> [WHAT THIS TASK INVOLVES] Go through the entries below and write each one out exactly.

> [RECORD EXCERPTS]
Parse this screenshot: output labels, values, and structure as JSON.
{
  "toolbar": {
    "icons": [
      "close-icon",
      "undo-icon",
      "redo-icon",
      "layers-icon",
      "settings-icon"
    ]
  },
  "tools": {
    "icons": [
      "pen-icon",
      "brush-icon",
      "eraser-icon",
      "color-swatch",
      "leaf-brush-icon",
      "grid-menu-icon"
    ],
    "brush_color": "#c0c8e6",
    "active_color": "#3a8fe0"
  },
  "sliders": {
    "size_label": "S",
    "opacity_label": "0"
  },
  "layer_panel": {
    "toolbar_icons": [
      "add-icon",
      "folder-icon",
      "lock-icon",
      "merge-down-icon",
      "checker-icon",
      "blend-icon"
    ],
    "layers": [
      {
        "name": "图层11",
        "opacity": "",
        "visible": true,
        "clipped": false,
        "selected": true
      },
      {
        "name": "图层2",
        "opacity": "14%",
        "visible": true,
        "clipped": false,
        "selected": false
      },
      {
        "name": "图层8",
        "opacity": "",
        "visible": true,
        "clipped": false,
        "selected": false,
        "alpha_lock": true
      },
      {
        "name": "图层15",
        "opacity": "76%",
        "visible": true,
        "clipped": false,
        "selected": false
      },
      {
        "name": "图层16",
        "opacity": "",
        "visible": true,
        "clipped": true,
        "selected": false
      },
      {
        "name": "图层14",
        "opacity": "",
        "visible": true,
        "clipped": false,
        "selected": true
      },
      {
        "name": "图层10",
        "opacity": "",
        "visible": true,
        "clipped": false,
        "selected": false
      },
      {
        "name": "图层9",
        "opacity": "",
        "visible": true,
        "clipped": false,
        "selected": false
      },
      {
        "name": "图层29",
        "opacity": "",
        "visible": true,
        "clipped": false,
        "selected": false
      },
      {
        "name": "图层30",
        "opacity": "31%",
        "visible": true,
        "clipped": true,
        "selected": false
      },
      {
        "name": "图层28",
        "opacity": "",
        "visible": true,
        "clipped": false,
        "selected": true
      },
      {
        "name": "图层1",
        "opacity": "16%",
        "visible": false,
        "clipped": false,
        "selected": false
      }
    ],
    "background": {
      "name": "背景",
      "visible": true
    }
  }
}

> [OUTPUT OF THE TASK]
Parse this screenshot: output labels, values, and structure as JSON.
{
  "toolbar": {
    "icons": [
      "close-icon",
      "undo-icon",
      "redo-icon",
      "layers-icon",
      "settings-icon"
    ]
  },
  "tools": {
    "icons": [
      "pen-icon",
      "brush-icon",
      "eraser-icon",
      "color-swatch",
      "leaf-brush-icon",
      "grid-menu-icon"
    ],
    "brush_color": "#c0c8e6",
    "active_color": "#3a8fe0"
  },
  "sliders": {
    "size_label": "S",
    "opacity_label": "0"
  },
  "layer_panel": {
    "toolbar_icons": [
      "add-icon",
      "folder-icon",
      "lock-icon",
      "merge-down-icon",
      "checker-icon",
      "blend-icon"
    ],
    "layers": [
      {
        "name": "图层11",
        "opacity": "",
        "visible": true,
        "clipped": false,
        "selected": true
      },
      {
        "name": "图层2",
        "opacity": "14%",
        "visible": true,
        "clipped": false,
        "selected": false
      },
      {
        "name": "图层8",
        "opacity": "",
        "visible": true,
        "clipped": false,
        "selected": false,
        "alpha_lock": true
      },
      {
        "name": "图层15",
        "opacity": "76%",
        "visible": true,
        "clipped": false,
        "selected": false
      },
      {
        "name": "图层16",
        "opacity": "",
        "visible": true,
        "clipped": true,
        "selected": false
      },
      {
        "name": "图层14",
        "opacity": "",
        "visible": true,
        "clipped": false,
        "selected": true
      },
      {
        "name": "图层10",
        "opacity": "",
        "visible": true,
        "clipped": false,
        "selected": false
      },
      {
        "name": "图层9",
        "opacity": "",
        "visible": true,
        "clipped": false,
        "selected": false
      },
      {
        "name": "图层29",
        "opacity": "",
        "visible": true,
        "clipped": false,
        "selected": false
      },
      {
        "name": "图层30",
        "opacity": "31%",
        "visible": true,
        "clipped": true,
        "selected": false
      },
      {
        "name": "图层28",
        "opacity": "",
        "visible": true,
        "clipped": false,
        "selected": true
      },
      {
        "name": "图层1",
        "opacity": "16%",
        "visible": false,
        "clipped": false,
        "selected": false
      }
    ],
    "background": {
      "name": "背景",
      "visible": true
    }
  }
}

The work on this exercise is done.